(Collected data)
------------------------------
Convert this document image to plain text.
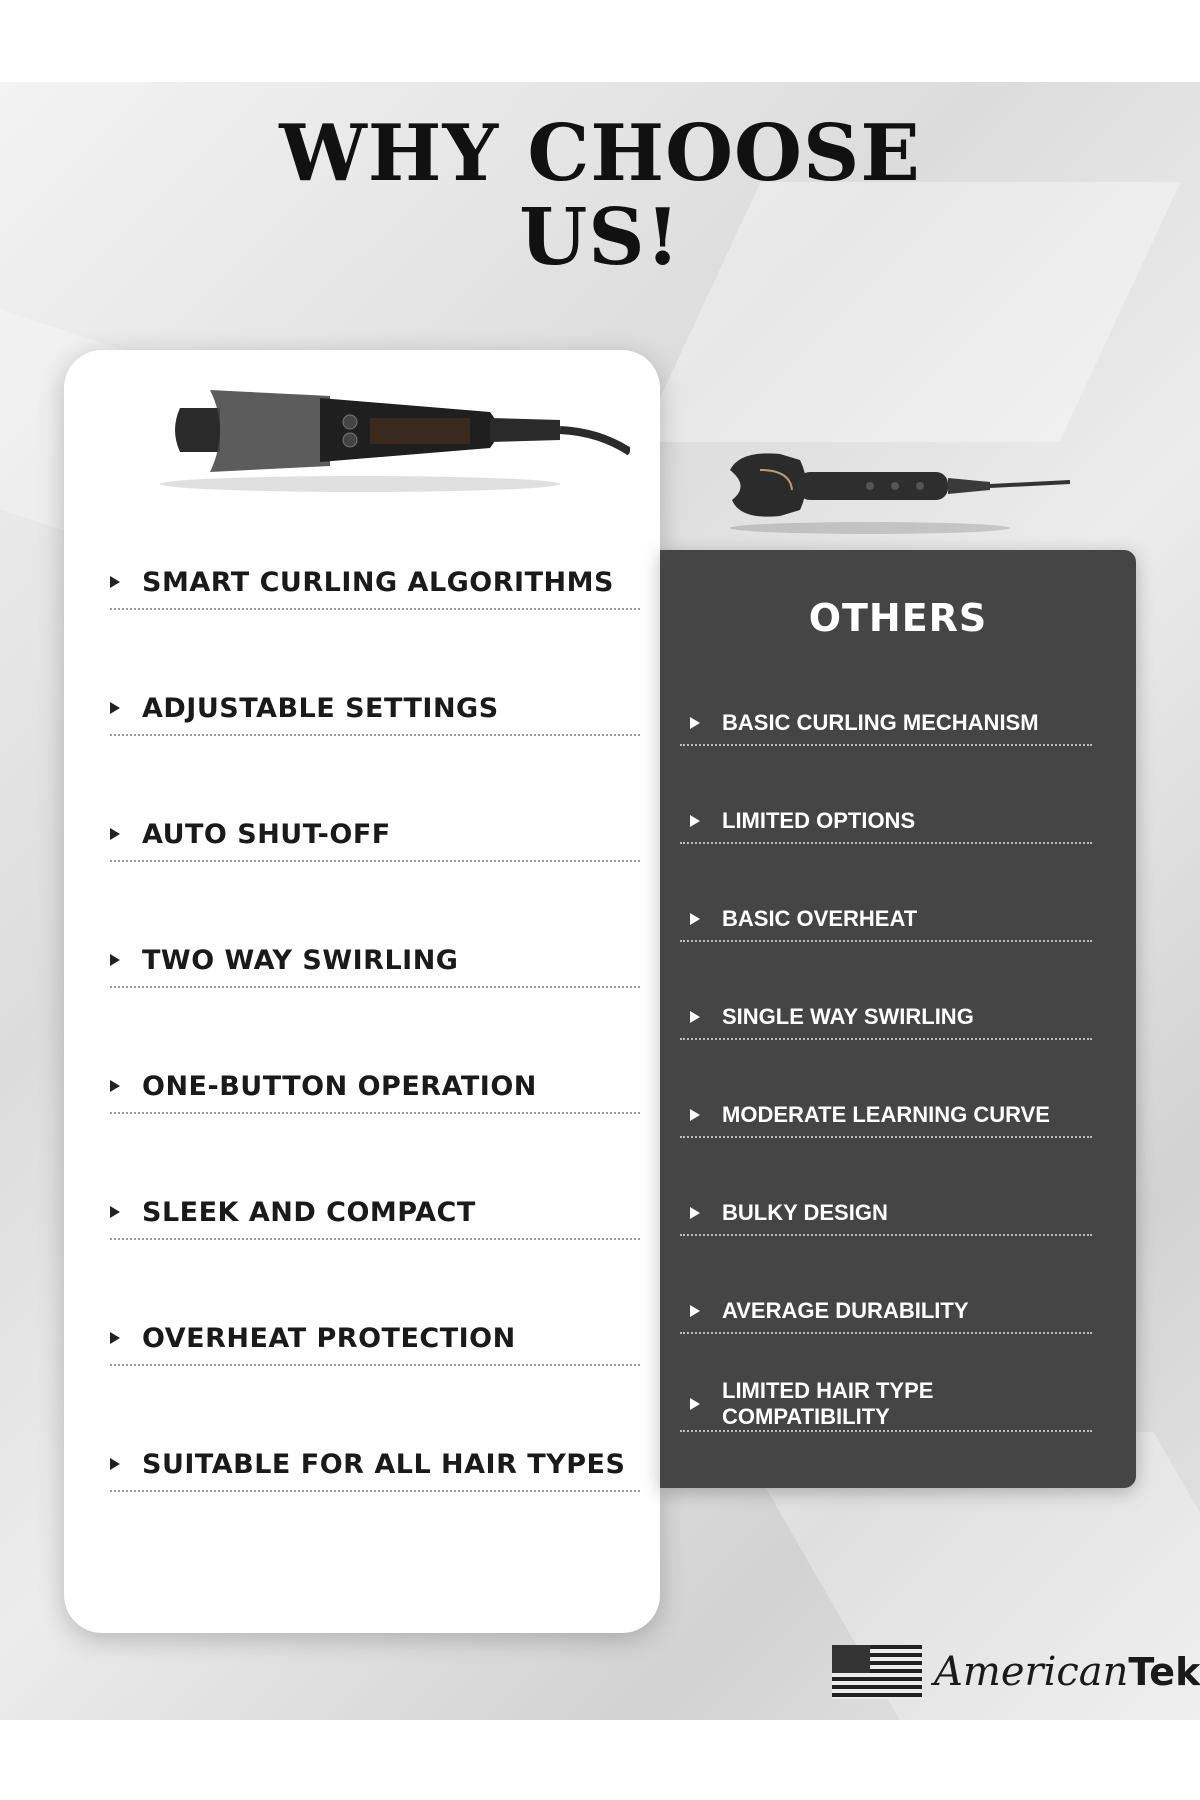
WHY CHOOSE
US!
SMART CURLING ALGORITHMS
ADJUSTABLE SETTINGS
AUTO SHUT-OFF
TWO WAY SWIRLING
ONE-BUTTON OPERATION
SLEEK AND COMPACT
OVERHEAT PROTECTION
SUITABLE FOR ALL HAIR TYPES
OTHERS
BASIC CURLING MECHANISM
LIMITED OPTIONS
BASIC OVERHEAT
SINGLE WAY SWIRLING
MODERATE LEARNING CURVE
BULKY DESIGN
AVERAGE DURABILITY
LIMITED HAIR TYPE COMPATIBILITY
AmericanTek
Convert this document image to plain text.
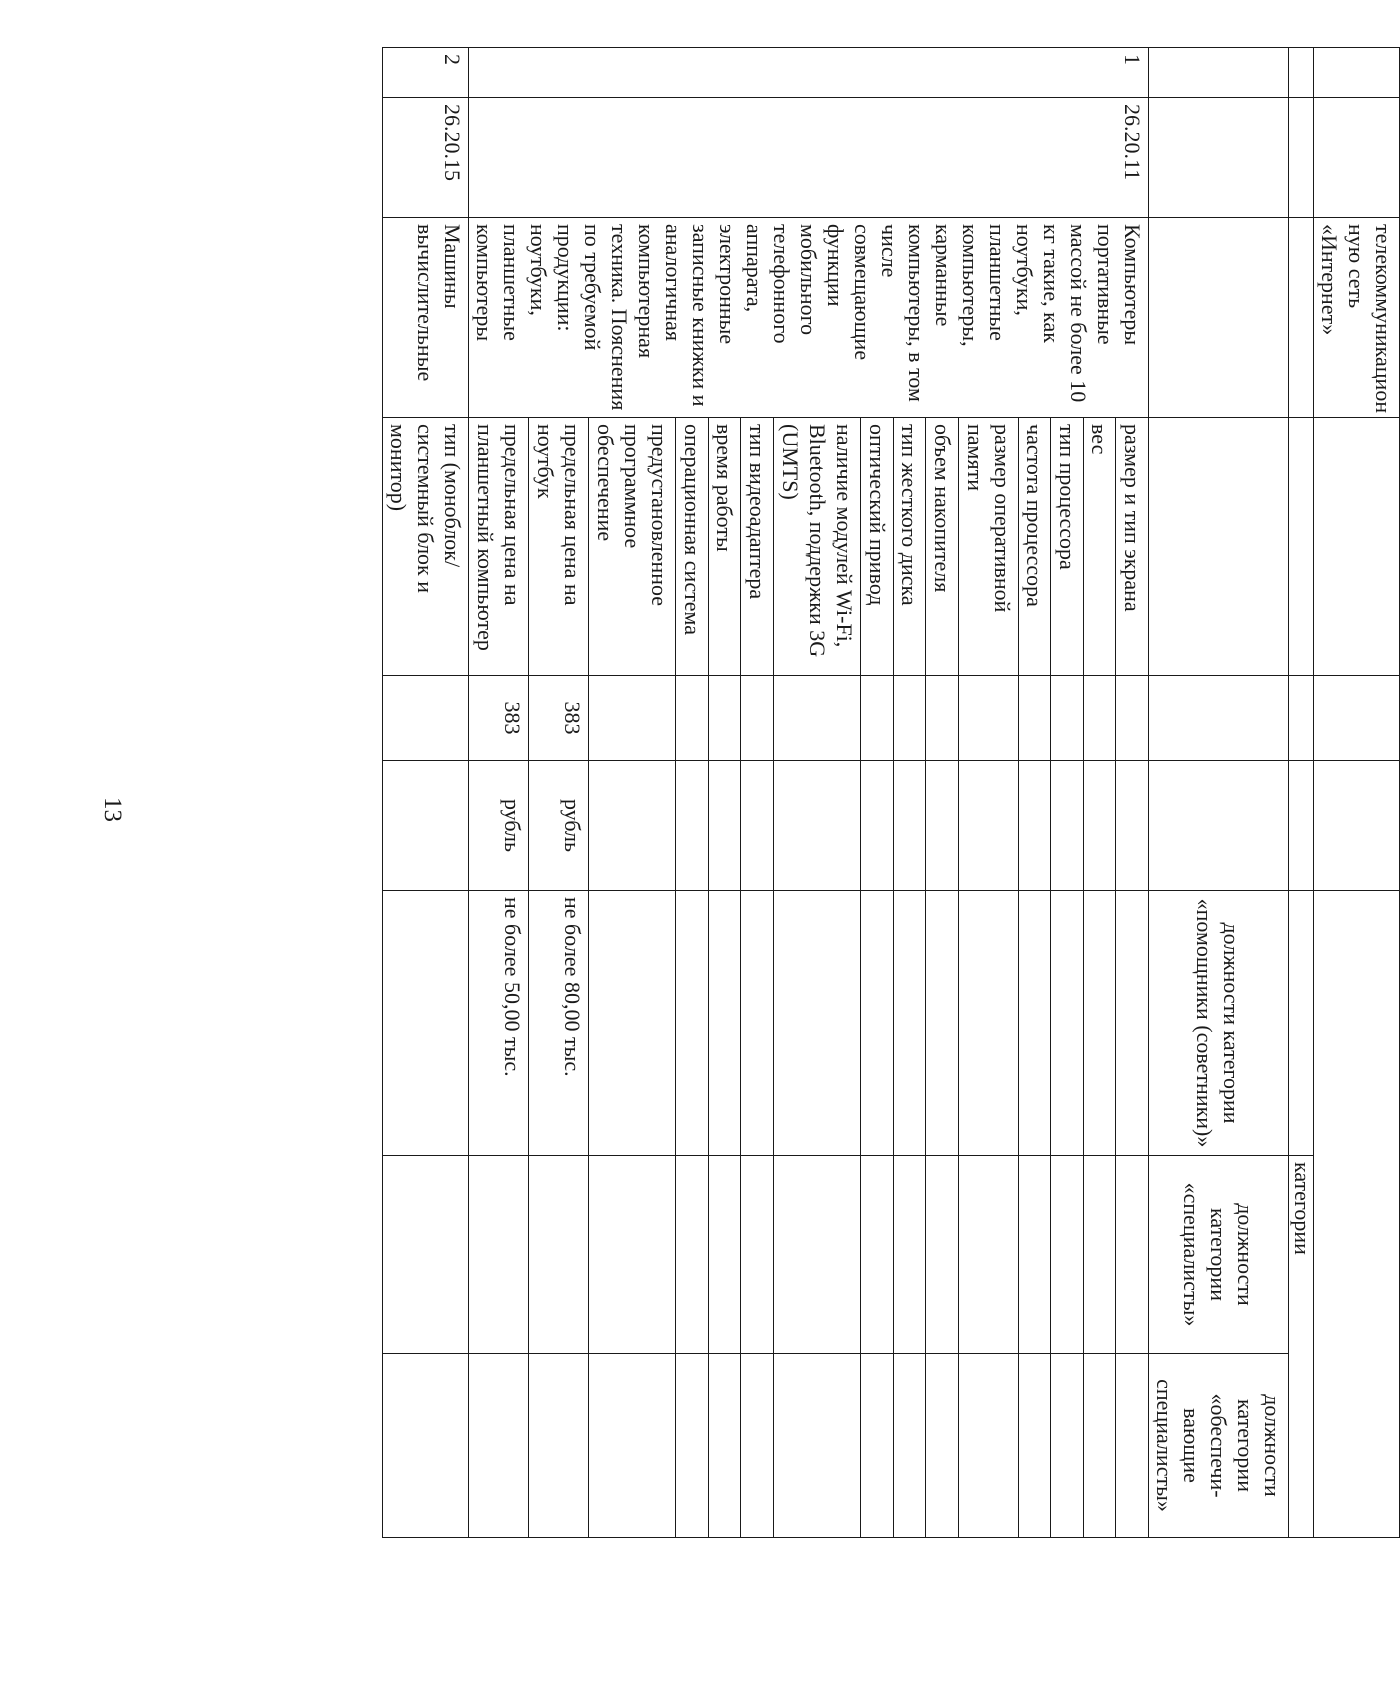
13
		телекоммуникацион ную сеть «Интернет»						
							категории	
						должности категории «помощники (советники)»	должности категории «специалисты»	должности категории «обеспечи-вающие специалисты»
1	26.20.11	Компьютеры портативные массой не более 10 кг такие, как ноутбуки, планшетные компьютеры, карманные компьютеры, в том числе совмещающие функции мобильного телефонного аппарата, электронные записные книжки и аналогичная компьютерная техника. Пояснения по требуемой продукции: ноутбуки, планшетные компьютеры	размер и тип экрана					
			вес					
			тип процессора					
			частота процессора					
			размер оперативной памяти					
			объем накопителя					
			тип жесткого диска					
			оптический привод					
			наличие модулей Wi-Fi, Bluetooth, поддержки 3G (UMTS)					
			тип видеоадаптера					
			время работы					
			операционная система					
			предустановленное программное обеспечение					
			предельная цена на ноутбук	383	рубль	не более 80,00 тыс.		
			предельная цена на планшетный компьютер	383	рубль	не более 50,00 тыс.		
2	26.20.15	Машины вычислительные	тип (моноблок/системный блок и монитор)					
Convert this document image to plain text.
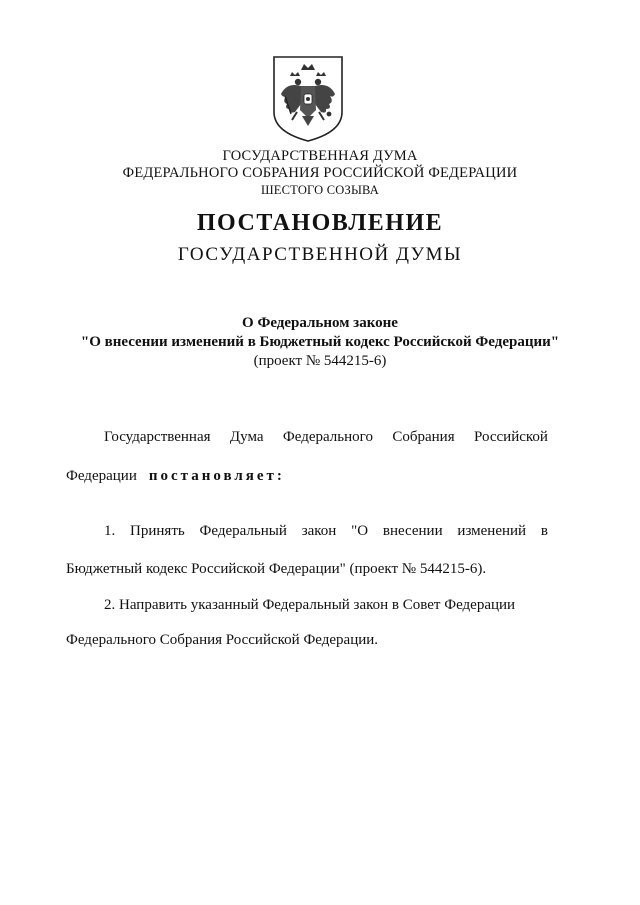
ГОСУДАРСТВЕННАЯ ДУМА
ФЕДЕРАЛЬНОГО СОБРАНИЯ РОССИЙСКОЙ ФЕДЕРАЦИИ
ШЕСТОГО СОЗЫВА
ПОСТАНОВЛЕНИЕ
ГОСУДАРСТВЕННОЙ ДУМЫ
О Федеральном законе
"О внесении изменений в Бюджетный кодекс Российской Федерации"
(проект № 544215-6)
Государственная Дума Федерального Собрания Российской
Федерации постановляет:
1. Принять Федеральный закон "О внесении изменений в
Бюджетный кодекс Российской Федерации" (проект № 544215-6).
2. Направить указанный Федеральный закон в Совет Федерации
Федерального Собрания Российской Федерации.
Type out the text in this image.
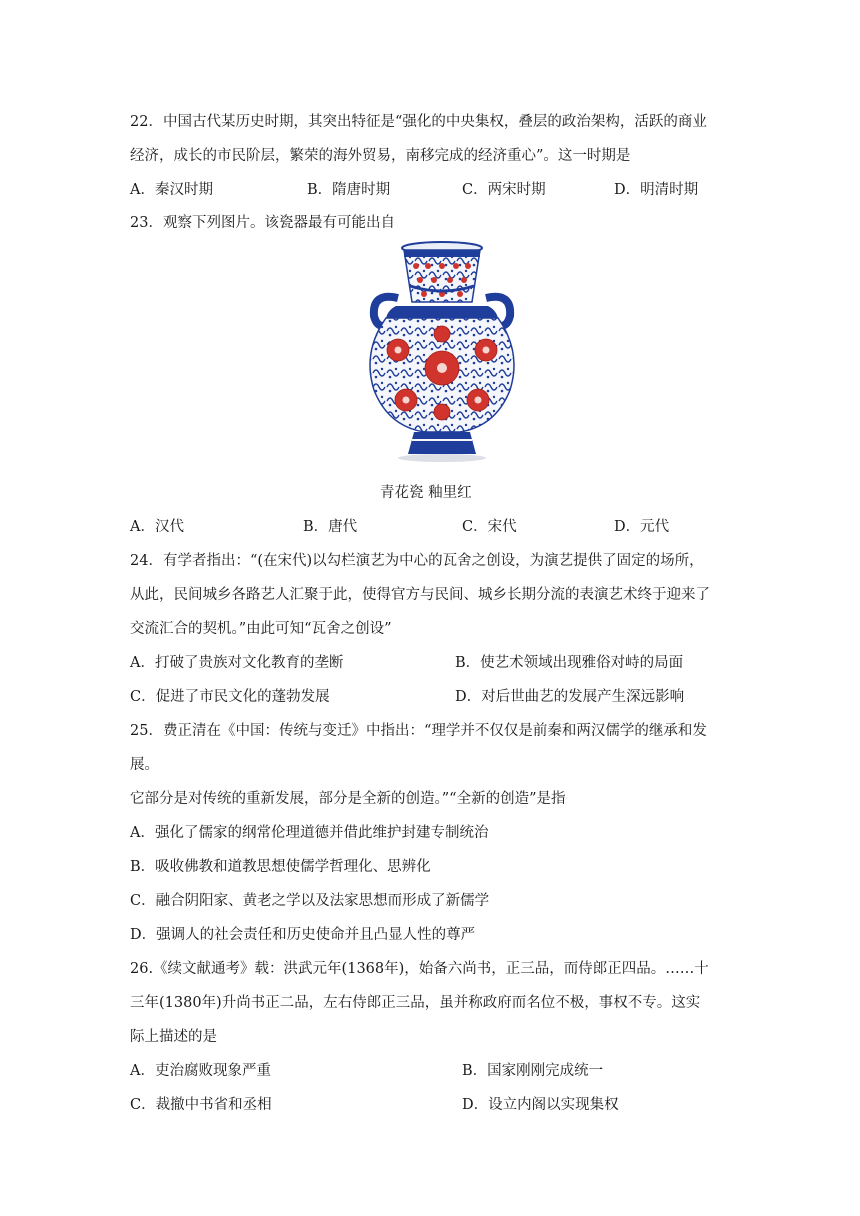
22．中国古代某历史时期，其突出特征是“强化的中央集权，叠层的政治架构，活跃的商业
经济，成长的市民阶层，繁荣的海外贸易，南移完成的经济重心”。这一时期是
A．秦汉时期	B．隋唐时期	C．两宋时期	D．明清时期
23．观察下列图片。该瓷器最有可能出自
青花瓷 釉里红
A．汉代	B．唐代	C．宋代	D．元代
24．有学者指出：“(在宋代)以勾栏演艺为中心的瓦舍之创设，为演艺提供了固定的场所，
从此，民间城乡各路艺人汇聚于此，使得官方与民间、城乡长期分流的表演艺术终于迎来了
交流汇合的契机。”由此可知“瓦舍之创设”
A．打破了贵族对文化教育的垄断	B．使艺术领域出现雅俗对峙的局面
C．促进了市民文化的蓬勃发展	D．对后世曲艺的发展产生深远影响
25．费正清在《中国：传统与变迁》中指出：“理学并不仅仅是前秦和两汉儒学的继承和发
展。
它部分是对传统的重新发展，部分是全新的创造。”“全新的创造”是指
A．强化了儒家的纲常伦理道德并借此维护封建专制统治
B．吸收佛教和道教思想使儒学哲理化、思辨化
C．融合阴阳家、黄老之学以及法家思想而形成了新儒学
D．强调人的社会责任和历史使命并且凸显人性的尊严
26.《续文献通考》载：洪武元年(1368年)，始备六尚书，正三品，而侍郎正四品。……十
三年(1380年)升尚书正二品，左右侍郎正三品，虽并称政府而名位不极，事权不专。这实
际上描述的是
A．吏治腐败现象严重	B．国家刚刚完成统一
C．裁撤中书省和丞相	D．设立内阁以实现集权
------------------------------
INSTRUCTION =>
Every line of the data above should be quoted exactly. Omit the pictures.

CORRECT OUTPUT =>
Convert this document image to plain text.
WHY CHOOSE
US!
SMART CURLING ALGORITHMS
ADJUSTABLE SETTINGS
AUTO SHUT-OFF
TWO WAY SWIRLING
ONE-BUTTON OPERATION
SLEEK AND COMPACT
OVERHEAT PROTECTION
SUITABLE FOR ALL HAIR TYPES
OTHERS
BASIC CURLING MECHANISM
LIMITED OPTIONS
BASIC OVERHEAT
SINGLE WAY SWIRLING
MODERATE LEARNING CURVE
BULKY DESIGN
AVERAGE DURABILITY
LIMITED HAIR TYPE COMPATIBILITY
AmericanTek
Convert this document image to plain text.
13
		телекоммуникацион ную сеть «Интернет»						
							категории	
						должности категории «помощники (советники)»	должности категории «специалисты»	должности категории «обеспечи-вающие специалисты»
1	26.20.11	Компьютеры портативные массой не более 10 кг такие, как ноутбуки, планшетные компьютеры, карманные компьютеры, в том числе совмещающие функции мобильного телефонного аппарата, электронные записные книжки и аналогичная компьютерная техника. Пояснения по требуемой продукции: ноутбуки, планшетные компьютеры	размер и тип экрана					
			вес					
			тип процессора					
			частота процессора					
			размер оперативной памяти					
			объем накопителя					
			тип жесткого диска					
			оптический привод					
			наличие модулей Wi-Fi, Bluetooth, поддержки 3G (UMTS)					
			тип видеоадаптера					
			время работы					
			операционная система					
			предустановленное программное обеспечение					
			предельная цена на ноутбук	383	рубль	не более 80,00 тыс.		
			предельная цена на планшетный компьютер	383	рубль	не более 50,00 тыс.		
2	26.20.15	Машины вычислительные	тип (моноблок/системный блок и монитор)					
Convert this document image to plain text.
ГОСУДАРСТВЕННАЯ ДУМА
ФЕДЕРАЛЬНОГО СОБРАНИЯ РОССИЙСКОЙ ФЕДЕРАЦИИ
ШЕСТОГО СОЗЫВА
ПОСТАНОВЛЕНИЕ
ГОСУДАРСТВЕННОЙ ДУМЫ
О Федеральном законе
"О внесении изменений в Бюджетный кодекс Российской Федерации"
(проект № 544215-6)
Государственная Дума Федерального Собрания Российской
Федерации постановляет:
1. Принять Федеральный закон "О внесении изменений в
Бюджетный кодекс Российской Федерации" (проект № 544215-6).
2. Направить указанный Федеральный закон в Совет Федерации
Федерального Собрания Российской Федерации.
Type out the text in this image.
22．中国古代某历史时期，其突出特征是“强化的中央集权，叠层的政治架构，活跃的商业
经济，成长的市民阶层，繁荣的海外贸易，南移完成的经济重心”。这一时期是
A．秦汉时期	B．隋唐时期	C．两宋时期	D．明清时期
23．观察下列图片。该瓷器最有可能出自
青花瓷 釉里红
A．汉代	B．唐代	C．宋代	D．元代
24．有学者指出：“(在宋代)以勾栏演艺为中心的瓦舍之创设，为演艺提供了固定的场所，
从此，民间城乡各路艺人汇聚于此，使得官方与民间、城乡长期分流的表演艺术终于迎来了
交流汇合的契机。”由此可知“瓦舍之创设”
A．打破了贵族对文化教育的垄断	B．使艺术领域出现雅俗对峙的局面
C．促进了市民文化的蓬勃发展	D．对后世曲艺的发展产生深远影响
25．费正清在《中国：传统与变迁》中指出：“理学并不仅仅是前秦和两汉儒学的继承和发
展。
它部分是对传统的重新发展，部分是全新的创造。”“全新的创造”是指
A．强化了儒家的纲常伦理道德并借此维护封建专制统治
B．吸收佛教和道教思想使儒学哲理化、思辨化
C．融合阴阳家、黄老之学以及法家思想而形成了新儒学
D．强调人的社会责任和历史使命并且凸显人性的尊严
26.《续文献通考》载：洪武元年(1368年)，始备六尚书，正三品，而侍郎正四品。……十
三年(1380年)升尚书正二品，左右侍郎正三品，虽并称政府而名位不极，事权不专。这实
际上描述的是
A．吏治腐败现象严重	B．国家刚刚完成统一
C．裁撤中书省和丞相	D．设立内阁以实现集权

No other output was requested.